Dataset items:
□ □ □ □ □ □ □
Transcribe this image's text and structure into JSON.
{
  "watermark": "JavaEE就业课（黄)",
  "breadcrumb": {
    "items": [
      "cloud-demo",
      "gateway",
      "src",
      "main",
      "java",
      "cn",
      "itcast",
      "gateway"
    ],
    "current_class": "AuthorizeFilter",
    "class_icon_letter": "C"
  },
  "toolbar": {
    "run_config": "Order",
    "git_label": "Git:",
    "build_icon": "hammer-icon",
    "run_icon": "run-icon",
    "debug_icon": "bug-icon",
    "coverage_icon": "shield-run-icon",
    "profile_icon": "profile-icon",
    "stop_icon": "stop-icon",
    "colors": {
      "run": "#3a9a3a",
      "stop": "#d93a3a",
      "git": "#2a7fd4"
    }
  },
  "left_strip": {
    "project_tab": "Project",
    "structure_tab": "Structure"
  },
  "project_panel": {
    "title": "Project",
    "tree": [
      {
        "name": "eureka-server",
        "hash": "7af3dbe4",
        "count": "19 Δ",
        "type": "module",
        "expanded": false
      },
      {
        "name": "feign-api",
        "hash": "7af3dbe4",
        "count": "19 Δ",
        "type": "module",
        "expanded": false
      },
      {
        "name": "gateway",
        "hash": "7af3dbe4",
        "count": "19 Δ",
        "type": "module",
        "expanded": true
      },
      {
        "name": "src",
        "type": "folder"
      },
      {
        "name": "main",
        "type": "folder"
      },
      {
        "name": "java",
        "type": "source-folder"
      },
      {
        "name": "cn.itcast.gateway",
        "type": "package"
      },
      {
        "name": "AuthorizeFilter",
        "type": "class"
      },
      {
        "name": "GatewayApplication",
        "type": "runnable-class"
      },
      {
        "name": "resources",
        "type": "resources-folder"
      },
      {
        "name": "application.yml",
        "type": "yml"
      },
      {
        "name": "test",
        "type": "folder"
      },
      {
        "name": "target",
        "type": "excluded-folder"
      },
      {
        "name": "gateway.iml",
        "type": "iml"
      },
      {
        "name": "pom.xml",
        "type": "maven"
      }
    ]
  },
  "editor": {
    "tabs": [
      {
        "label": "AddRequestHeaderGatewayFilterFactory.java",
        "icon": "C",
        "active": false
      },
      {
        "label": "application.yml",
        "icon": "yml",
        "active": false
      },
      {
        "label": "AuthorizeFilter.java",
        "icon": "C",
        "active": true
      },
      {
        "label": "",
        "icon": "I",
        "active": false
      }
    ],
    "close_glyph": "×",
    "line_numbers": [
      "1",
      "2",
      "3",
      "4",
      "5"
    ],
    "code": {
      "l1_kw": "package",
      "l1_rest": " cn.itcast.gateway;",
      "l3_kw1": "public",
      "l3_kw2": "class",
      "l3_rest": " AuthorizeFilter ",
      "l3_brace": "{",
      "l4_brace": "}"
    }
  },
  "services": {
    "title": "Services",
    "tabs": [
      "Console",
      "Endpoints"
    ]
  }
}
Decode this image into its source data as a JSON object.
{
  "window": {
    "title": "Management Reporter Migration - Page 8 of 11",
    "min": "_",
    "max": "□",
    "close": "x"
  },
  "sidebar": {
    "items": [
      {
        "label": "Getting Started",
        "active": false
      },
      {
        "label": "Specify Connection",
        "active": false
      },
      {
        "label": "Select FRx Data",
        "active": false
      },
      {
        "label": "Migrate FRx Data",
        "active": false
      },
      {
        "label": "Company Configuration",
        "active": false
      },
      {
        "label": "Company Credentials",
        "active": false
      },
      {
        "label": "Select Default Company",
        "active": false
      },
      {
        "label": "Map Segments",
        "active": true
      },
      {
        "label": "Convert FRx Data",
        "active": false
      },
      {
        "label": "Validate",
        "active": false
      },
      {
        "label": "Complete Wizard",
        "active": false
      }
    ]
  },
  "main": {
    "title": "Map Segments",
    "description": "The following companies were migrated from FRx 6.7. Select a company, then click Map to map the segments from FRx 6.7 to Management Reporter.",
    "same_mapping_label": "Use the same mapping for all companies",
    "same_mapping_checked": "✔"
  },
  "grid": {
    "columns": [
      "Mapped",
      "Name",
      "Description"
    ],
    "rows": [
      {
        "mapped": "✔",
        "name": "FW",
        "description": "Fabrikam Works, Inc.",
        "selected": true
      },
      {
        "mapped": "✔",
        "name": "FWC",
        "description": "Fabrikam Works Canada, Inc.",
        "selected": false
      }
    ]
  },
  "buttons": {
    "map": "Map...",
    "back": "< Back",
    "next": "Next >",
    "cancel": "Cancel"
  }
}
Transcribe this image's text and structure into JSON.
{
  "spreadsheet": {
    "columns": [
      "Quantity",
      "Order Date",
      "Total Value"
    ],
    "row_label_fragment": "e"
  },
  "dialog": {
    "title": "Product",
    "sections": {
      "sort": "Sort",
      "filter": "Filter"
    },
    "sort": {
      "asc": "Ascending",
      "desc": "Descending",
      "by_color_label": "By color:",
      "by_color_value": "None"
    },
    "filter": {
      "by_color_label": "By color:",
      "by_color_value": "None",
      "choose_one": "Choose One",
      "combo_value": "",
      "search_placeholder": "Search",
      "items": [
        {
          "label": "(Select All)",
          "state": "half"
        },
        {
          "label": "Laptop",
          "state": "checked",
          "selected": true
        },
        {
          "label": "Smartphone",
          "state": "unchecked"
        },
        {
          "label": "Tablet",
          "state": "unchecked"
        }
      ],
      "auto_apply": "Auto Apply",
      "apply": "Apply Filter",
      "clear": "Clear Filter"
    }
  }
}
□ □ □ □ □ □ □
Written instruction:
Give back each line above precisely as it stands.

Written solution:
Transcribe this image's text and structure into JSON.
{
  "watermark": "JavaEE就业课（黄)",
  "breadcrumb": {
    "items": [
      "cloud-demo",
      "gateway",
      "src",
      "main",
      "java",
      "cn",
      "itcast",
      "gateway"
    ],
    "current_class": "AuthorizeFilter",
    "class_icon_letter": "C"
  },
  "toolbar": {
    "run_config": "Order",
    "git_label": "Git:",
    "build_icon": "hammer-icon",
    "run_icon": "run-icon",
    "debug_icon": "bug-icon",
    "coverage_icon": "shield-run-icon",
    "profile_icon": "profile-icon",
    "stop_icon": "stop-icon",
    "colors": {
      "run": "#3a9a3a",
      "stop": "#d93a3a",
      "git": "#2a7fd4"
    }
  },
  "left_strip": {
    "project_tab": "Project",
    "structure_tab": "Structure"
  },
  "project_panel": {
    "title": "Project",
    "tree": [
      {
        "name": "eureka-server",
        "hash": "7af3dbe4",
        "count": "19 Δ",
        "type": "module",
        "expanded": false
      },
      {
        "name": "feign-api",
        "hash": "7af3dbe4",
        "count": "19 Δ",
        "type": "module",
        "expanded": false
      },
      {
        "name": "gateway",
        "hash": "7af3dbe4",
        "count": "19 Δ",
        "type": "module",
        "expanded": true
      },
      {
        "name": "src",
        "type": "folder"
      },
      {
        "name": "main",
        "type": "folder"
      },
      {
        "name": "java",
        "type": "source-folder"
      },
      {
        "name": "cn.itcast.gateway",
        "type": "package"
      },
      {
        "name": "AuthorizeFilter",
        "type": "class"
      },
      {
        "name": "GatewayApplication",
        "type": "runnable-class"
      },
      {
        "name": "resources",
        "type": "resources-folder"
      },
      {
        "name": "application.yml",
        "type": "yml"
      },
      {
        "name": "test",
        "type": "folder"
      },
      {
        "name": "target",
        "type": "excluded-folder"
      },
      {
        "name": "gateway.iml",
        "type": "iml"
      },
      {
        "name": "pom.xml",
        "type": "maven"
      }
    ]
  },
  "editor": {
    "tabs": [
      {
        "label": "AddRequestHeaderGatewayFilterFactory.java",
        "icon": "C",
        "active": false
      },
      {
        "label": "application.yml",
        "icon": "yml",
        "active": false
      },
      {
        "label": "AuthorizeFilter.java",
        "icon": "C",
        "active": true
      },
      {
        "label": "",
        "icon": "I",
        "active": false
      }
    ],
    "close_glyph": "×",
    "line_numbers": [
      "1",
      "2",
      "3",
      "4",
      "5"
    ],
    "code": {
      "l1_kw": "package",
      "l1_rest": " cn.itcast.gateway;",
      "l3_kw1": "public",
      "l3_kw2": "class",
      "l3_rest": " AuthorizeFilter ",
      "l3_brace": "{",
      "l4_brace": "}"
    }
  },
  "services": {
    "title": "Services",
    "tabs": [
      "Console",
      "Endpoints"
    ]
  }
}
Decode this image into its source data as a JSON object.
{
  "window": {
    "title": "Management Reporter Migration - Page 8 of 11",
    "min": "_",
    "max": "□",
    "close": "x"
  },
  "sidebar": {
    "items": [
      {
        "label": "Getting Started",
        "active": false
      },
      {
        "label": "Specify Connection",
        "active": false
      },
      {
        "label": "Select FRx Data",
        "active": false
      },
      {
        "label": "Migrate FRx Data",
        "active": false
      },
      {
        "label": "Company Configuration",
        "active": false
      },
      {
        "label": "Company Credentials",
        "active": false
      },
      {
        "label": "Select Default Company",
        "active": false
      },
      {
        "label": "Map Segments",
        "active": true
      },
      {
        "label": "Convert FRx Data",
        "active": false
      },
      {
        "label": "Validate",
        "active": false
      },
      {
        "label": "Complete Wizard",
        "active": false
      }
    ]
  },
  "main": {
    "title": "Map Segments",
    "description": "The following companies were migrated from FRx 6.7. Select a company, then click Map to map the segments from FRx 6.7 to Management Reporter.",
    "same_mapping_label": "Use the same mapping for all companies",
    "same_mapping_checked": "✔"
  },
  "grid": {
    "columns": [
      "Mapped",
      "Name",
      "Description"
    ],
    "rows": [
      {
        "mapped": "✔",
        "name": "FW",
        "description": "Fabrikam Works, Inc.",
        "selected": true
      },
      {
        "mapped": "✔",
        "name": "FWC",
        "description": "Fabrikam Works Canada, Inc.",
        "selected": false
      }
    ]
  },
  "buttons": {
    "map": "Map...",
    "back": "< Back",
    "next": "Next >",
    "cancel": "Cancel"
  }
}
Transcribe this image's text and structure into JSON.
{
  "spreadsheet": {
    "columns": [
      "Quantity",
      "Order Date",
      "Total Value"
    ],
    "row_label_fragment": "e"
  },
  "dialog": {
    "title": "Product",
    "sections": {
      "sort": "Sort",
      "filter": "Filter"
    },
    "sort": {
      "asc": "Ascending",
      "desc": "Descending",
      "by_color_label": "By color:",
      "by_color_value": "None"
    },
    "filter": {
      "by_color_label": "By color:",
      "by_color_value": "None",
      "choose_one": "Choose One",
      "combo_value": "",
      "search_placeholder": "Search",
      "items": [
        {
          "label": "(Select All)",
          "state": "half"
        },
        {
          "label": "Laptop",
          "state": "checked",
          "selected": true
        },
        {
          "label": "Smartphone",
          "state": "unchecked"
        },
        {
          "label": "Tablet",
          "state": "unchecked"
        }
      ],
      "auto_apply": "Auto Apply",
      "apply": "Apply Filter",
      "clear": "Clear Filter"
    }
  }
}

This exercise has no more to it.